Exact repetition is required: output every record in full.

_Collected data entries_
start

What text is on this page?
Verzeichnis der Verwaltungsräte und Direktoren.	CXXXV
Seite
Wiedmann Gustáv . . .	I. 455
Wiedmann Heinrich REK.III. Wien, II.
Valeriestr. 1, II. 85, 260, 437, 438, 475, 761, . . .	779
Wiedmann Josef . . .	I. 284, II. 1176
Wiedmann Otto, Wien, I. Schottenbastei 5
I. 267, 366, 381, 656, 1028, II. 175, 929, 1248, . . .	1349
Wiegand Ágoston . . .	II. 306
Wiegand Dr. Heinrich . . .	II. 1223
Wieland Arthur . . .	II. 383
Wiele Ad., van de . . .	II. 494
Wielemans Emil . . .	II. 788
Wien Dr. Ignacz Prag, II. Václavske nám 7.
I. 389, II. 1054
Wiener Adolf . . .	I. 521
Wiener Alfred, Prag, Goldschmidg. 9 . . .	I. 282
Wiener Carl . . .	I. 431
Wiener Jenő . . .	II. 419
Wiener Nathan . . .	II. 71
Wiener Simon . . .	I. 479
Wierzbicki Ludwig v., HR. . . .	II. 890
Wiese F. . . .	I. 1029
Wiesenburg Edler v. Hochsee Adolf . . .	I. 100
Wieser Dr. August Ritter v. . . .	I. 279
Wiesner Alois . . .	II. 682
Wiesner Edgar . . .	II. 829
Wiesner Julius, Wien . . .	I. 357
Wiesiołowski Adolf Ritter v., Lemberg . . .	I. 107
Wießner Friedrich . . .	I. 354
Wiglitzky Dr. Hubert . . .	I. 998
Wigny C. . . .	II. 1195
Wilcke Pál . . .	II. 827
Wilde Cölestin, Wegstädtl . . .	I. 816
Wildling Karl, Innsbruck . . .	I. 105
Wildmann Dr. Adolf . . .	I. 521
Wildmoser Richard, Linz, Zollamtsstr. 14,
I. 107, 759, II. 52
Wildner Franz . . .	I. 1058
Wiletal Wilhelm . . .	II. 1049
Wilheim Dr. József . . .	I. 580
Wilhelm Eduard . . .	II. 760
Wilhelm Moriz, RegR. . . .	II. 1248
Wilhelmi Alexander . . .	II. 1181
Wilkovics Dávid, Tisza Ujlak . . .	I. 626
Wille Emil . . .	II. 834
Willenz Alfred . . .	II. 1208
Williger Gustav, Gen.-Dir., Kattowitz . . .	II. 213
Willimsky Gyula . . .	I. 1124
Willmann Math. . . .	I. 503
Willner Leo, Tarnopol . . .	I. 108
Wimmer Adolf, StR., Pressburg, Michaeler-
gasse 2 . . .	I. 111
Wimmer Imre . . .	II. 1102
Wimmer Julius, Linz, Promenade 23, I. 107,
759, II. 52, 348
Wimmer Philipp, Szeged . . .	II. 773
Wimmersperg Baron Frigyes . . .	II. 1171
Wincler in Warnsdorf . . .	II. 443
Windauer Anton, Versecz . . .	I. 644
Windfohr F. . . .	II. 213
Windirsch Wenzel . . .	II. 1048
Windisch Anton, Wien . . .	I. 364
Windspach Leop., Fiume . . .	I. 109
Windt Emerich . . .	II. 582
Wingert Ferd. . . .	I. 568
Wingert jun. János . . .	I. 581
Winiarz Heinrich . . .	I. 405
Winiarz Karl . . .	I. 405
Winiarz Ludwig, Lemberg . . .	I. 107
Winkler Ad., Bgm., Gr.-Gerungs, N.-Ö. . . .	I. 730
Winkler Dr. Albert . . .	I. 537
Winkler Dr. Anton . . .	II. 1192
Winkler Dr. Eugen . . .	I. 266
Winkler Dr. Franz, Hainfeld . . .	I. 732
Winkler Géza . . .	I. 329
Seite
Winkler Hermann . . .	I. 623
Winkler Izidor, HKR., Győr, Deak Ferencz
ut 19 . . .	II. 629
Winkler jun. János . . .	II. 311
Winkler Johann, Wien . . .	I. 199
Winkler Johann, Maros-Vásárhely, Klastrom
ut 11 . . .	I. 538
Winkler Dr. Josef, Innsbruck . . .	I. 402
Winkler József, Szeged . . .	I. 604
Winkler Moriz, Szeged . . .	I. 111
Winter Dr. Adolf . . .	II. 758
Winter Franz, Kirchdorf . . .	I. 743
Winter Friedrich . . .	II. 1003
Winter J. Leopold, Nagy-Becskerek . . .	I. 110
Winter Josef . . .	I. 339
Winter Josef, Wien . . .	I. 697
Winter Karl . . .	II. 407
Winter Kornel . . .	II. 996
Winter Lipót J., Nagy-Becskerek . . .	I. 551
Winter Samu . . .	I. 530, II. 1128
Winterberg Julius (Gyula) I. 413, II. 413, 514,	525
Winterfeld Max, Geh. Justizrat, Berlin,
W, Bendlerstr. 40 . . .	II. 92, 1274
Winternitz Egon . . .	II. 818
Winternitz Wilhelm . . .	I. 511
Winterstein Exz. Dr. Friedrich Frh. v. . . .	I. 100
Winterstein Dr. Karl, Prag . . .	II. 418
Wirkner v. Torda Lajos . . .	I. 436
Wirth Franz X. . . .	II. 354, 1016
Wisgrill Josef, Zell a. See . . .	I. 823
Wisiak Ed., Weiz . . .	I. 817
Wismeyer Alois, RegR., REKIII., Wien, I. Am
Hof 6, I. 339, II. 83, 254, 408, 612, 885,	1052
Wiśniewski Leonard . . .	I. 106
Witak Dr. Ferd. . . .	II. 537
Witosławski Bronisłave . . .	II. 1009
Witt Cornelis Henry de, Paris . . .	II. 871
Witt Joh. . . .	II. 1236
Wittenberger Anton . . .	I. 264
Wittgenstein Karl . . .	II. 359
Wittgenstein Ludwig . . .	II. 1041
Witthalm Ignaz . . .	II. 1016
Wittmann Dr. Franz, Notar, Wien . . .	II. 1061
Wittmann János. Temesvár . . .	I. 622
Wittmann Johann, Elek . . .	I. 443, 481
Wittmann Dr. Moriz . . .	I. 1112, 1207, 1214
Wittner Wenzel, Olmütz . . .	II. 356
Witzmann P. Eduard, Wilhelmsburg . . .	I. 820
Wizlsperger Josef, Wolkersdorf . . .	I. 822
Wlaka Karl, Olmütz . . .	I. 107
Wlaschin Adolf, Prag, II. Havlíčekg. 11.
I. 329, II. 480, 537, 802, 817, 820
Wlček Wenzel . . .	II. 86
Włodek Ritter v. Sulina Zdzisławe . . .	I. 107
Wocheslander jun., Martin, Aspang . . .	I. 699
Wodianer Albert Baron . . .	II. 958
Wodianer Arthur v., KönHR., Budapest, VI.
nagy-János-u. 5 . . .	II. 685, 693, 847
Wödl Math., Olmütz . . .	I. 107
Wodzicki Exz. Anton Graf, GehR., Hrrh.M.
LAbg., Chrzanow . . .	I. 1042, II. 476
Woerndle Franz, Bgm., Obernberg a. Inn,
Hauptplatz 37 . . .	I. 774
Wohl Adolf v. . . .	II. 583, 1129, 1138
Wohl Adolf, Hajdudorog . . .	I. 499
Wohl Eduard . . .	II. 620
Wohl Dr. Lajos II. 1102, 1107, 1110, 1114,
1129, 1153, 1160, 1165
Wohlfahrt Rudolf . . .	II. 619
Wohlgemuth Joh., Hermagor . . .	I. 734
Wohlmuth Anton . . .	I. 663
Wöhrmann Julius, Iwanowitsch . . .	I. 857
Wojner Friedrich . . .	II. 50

end

_Expected answer_
What text is on this page?
Verzeichnis der Verwaltungsräte und Direktoren.	CXXXV
Seite
Wiedmann Gustáv . . .	I. 455
Wiedmann Heinrich REK.III. Wien, II.
Valeriestr. 1, II. 85, 260, 437, 438, 475, 761, . . .	779
Wiedmann Josef . . .	I. 284, II. 1176
Wiedmann Otto, Wien, I. Schottenbastei 5
I. 267, 366, 381, 656, 1028, II. 175, 929, 1248, . . .	1349
Wiegand Ágoston . . .	II. 306
Wiegand Dr. Heinrich . . .	II. 1223
Wieland Arthur . . .	II. 383
Wiele Ad., van de . . .	II. 494
Wielemans Emil . . .	II. 788
Wien Dr. Ignacz Prag, II. Václavske nám 7.
I. 389, II. 1054
Wiener Adolf . . .	I. 521
Wiener Alfred, Prag, Goldschmidg. 9 . . .	I. 282
Wiener Carl . . .	I. 431
Wiener Jenő . . .	II. 419
Wiener Nathan . . .	II. 71
Wiener Simon . . .	I. 479
Wierzbicki Ludwig v., HR. . . .	II. 890
Wiese F. . . .	I. 1029
Wiesenburg Edler v. Hochsee Adolf . . .	I. 100
Wieser Dr. August Ritter v. . . .	I. 279
Wiesner Alois . . .	II. 682
Wiesner Edgar . . .	II. 829
Wiesner Julius, Wien . . .	I. 357
Wiesiołowski Adolf Ritter v., Lemberg . . .	I. 107
Wießner Friedrich . . .	I. 354
Wiglitzky Dr. Hubert . . .	I. 998
Wigny C. . . .	II. 1195
Wilcke Pál . . .	II. 827
Wilde Cölestin, Wegstädtl . . .	I. 816
Wildling Karl, Innsbruck . . .	I. 105
Wildmann Dr. Adolf . . .	I. 521
Wildmoser Richard, Linz, Zollamtsstr. 14,
I. 107, 759, II. 52
Wildner Franz . . .	I. 1058
Wiletal Wilhelm . . .	II. 1049
Wilheim Dr. József . . .	I. 580
Wilhelm Eduard . . .	II. 760
Wilhelm Moriz, RegR. . . .	II. 1248
Wilhelmi Alexander . . .	II. 1181
Wilkovics Dávid, Tisza Ujlak . . .	I. 626
Wille Emil . . .	II. 834
Willenz Alfred . . .	II. 1208
Williger Gustav, Gen.-Dir., Kattowitz . . .	II. 213
Willimsky Gyula . . .	I. 1124
Willmann Math. . . .	I. 503
Willner Leo, Tarnopol . . .	I. 108
Wimmer Adolf, StR., Pressburg, Michaeler-
gasse 2 . . .	I. 111
Wimmer Imre . . .	II. 1102
Wimmer Julius, Linz, Promenade 23, I. 107,
759, II. 52, 348
Wimmer Philipp, Szeged . . .	II. 773
Wimmersperg Baron Frigyes . . .	II. 1171
Wincler in Warnsdorf . . .	II. 443
Windauer Anton, Versecz . . .	I. 644
Windfohr F. . . .	II. 213
Windirsch Wenzel . . .	II. 1048
Windisch Anton, Wien . . .	I. 364
Windspach Leop., Fiume . . .	I. 109
Windt Emerich . . .	II. 582
Wingert Ferd. . . .	I. 568
Wingert jun. János . . .	I. 581
Winiarz Heinrich . . .	I. 405
Winiarz Karl . . .	I. 405
Winiarz Ludwig, Lemberg . . .	I. 107
Winkler Ad., Bgm., Gr.-Gerungs, N.-Ö. . . .	I. 730
Winkler Dr. Albert . . .	I. 537
Winkler Dr. Anton . . .	II. 1192
Winkler Dr. Eugen . . .	I. 266
Winkler Dr. Franz, Hainfeld . . .	I. 732
Winkler Géza . . .	I. 329
Seite
Winkler Hermann . . .	I. 623
Winkler Izidor, HKR., Győr, Deak Ferencz
ut 19 . . .	II. 629
Winkler jun. János . . .	II. 311
Winkler Johann, Wien . . .	I. 199
Winkler Johann, Maros-Vásárhely, Klastrom
ut 11 . . .	I. 538
Winkler Dr. Josef, Innsbruck . . .	I. 402
Winkler József, Szeged . . .	I. 604
Winkler Moriz, Szeged . . .	I. 111
Winter Dr. Adolf . . .	II. 758
Winter Franz, Kirchdorf . . .	I. 743
Winter Friedrich . . .	II. 1003
Winter J. Leopold, Nagy-Becskerek . . .	I. 110
Winter Josef . . .	I. 339
Winter Josef, Wien . . .	I. 697
Winter Karl . . .	II. 407
Winter Kornel . . .	II. 996
Winter Lipót J., Nagy-Becskerek . . .	I. 551
Winter Samu . . .	I. 530, II. 1128
Winterberg Julius (Gyula) I. 413, II. 413, 514,	525
Winterfeld Max, Geh. Justizrat, Berlin,
W, Bendlerstr. 40 . . .	II. 92, 1274
Winternitz Egon . . .	II. 818
Winternitz Wilhelm . . .	I. 511
Winterstein Exz. Dr. Friedrich Frh. v. . . .	I. 100
Winterstein Dr. Karl, Prag . . .	II. 418
Wirkner v. Torda Lajos . . .	I. 436
Wirth Franz X. . . .	II. 354, 1016
Wisgrill Josef, Zell a. See . . .	I. 823
Wisiak Ed., Weiz . . .	I. 817
Wismeyer Alois, RegR., REKIII., Wien, I. Am
Hof 6, I. 339, II. 83, 254, 408, 612, 885,	1052
Wiśniewski Leonard . . .	I. 106
Witak Dr. Ferd. . . .	II. 537
Witosławski Bronisłave . . .	II. 1009
Witt Cornelis Henry de, Paris . . .	II. 871
Witt Joh. . . .	II. 1236
Wittenberger Anton . . .	I. 264
Wittgenstein Karl . . .	II. 359
Wittgenstein Ludwig . . .	II. 1041
Witthalm Ignaz . . .	II. 1016
Wittmann Dr. Franz, Notar, Wien . . .	II. 1061
Wittmann János. Temesvár . . .	I. 622
Wittmann Johann, Elek . . .	I. 443, 481
Wittmann Dr. Moriz . . .	I. 1112, 1207, 1214
Wittner Wenzel, Olmütz . . .	II. 356
Witzmann P. Eduard, Wilhelmsburg . . .	I. 820
Wizlsperger Josef, Wolkersdorf . . .	I. 822
Wlaka Karl, Olmütz . . .	I. 107
Wlaschin Adolf, Prag, II. Havlíčekg. 11.
I. 329, II. 480, 537, 802, 817, 820
Wlček Wenzel . . .	II. 86
Włodek Ritter v. Sulina Zdzisławe . . .	I. 107
Wocheslander jun., Martin, Aspang . . .	I. 699
Wodianer Albert Baron . . .	II. 958
Wodianer Arthur v., KönHR., Budapest, VI.
nagy-János-u. 5 . . .	II. 685, 693, 847
Wödl Math., Olmütz . . .	I. 107
Wodzicki Exz. Anton Graf, GehR., Hrrh.M.
LAbg., Chrzanow . . .	I. 1042, II. 476
Woerndle Franz, Bgm., Obernberg a. Inn,
Hauptplatz 37 . . .	I. 774
Wohl Adolf v. . . .	II. 583, 1129, 1138
Wohl Adolf, Hajdudorog . . .	I. 499
Wohl Eduard . . .	II. 620
Wohl Dr. Lajos II. 1102, 1107, 1110, 1114,
1129, 1153, 1160, 1165
Wohlfahrt Rudolf . . .	II. 619
Wohlgemuth Joh., Hermagor . . .	I. 734
Wohlmuth Anton . . .	I. 663
Wöhrmann Julius, Iwanowitsch . . .	I. 857
Wojner Friedrich . . .	II. 50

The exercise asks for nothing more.